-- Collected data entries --
──────

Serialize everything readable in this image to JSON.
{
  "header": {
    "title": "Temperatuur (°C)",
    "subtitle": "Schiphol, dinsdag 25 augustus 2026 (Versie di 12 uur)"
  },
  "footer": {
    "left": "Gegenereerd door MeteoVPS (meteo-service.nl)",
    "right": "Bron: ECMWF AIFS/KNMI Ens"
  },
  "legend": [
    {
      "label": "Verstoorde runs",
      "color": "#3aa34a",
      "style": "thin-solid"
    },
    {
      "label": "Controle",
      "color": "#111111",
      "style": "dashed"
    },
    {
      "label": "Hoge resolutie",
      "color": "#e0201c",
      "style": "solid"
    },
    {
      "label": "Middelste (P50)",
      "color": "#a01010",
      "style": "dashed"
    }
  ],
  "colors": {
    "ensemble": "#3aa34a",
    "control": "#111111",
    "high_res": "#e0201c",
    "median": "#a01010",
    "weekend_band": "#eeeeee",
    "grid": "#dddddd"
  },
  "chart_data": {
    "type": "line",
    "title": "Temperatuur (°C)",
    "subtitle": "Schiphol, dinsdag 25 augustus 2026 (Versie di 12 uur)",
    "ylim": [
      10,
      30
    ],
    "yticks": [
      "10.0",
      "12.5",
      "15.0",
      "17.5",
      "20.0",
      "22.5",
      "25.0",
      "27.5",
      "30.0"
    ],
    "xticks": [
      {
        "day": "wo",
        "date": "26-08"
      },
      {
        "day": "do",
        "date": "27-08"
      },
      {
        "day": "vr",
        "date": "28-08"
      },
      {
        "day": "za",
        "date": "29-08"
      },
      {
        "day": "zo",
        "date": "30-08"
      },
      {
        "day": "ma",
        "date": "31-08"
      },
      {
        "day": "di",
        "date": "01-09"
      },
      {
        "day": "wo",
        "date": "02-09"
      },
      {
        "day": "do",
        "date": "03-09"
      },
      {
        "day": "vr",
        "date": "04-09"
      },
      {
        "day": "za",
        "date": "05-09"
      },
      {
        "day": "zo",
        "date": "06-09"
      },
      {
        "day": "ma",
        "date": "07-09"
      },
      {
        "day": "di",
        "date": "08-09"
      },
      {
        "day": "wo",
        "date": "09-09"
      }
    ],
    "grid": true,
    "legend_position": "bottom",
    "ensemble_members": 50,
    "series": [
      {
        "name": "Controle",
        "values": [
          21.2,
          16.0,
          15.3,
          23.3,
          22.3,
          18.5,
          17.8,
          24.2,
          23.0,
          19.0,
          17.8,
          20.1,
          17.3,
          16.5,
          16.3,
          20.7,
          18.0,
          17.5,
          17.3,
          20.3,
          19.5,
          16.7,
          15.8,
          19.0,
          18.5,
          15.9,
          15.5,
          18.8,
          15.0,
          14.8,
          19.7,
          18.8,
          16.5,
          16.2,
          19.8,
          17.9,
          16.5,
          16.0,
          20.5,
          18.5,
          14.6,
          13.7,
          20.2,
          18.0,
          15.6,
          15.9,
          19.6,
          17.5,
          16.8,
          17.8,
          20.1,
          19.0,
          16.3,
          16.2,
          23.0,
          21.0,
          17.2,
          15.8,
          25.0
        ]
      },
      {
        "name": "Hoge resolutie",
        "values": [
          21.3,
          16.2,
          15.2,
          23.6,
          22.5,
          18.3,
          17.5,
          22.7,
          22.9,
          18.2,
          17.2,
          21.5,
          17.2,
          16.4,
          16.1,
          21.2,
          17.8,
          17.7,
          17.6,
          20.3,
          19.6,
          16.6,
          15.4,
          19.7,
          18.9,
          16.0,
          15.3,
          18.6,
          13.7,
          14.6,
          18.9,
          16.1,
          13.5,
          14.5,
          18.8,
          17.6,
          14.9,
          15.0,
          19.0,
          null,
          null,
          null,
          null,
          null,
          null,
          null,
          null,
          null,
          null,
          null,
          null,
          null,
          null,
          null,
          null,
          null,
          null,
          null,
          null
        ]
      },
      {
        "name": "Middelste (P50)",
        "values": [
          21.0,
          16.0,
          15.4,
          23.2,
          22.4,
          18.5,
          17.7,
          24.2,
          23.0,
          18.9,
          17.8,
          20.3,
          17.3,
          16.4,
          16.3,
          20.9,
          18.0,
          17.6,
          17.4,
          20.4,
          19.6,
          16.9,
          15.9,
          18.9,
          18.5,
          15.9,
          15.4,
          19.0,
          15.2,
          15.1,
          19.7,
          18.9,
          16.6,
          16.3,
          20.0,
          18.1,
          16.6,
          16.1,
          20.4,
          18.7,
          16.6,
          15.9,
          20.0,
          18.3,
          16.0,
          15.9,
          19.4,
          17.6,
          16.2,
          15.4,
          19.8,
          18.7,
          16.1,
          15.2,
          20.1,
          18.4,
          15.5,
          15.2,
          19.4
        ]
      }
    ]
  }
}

──────

-- WHAT IS NEEDED --
Pull out every line of the records that includes the string "Hoge".

-- RESPONSE TO THIS EXERCISE --
      "label": "Hoge resolutie",
        "name": "Hoge resolutie",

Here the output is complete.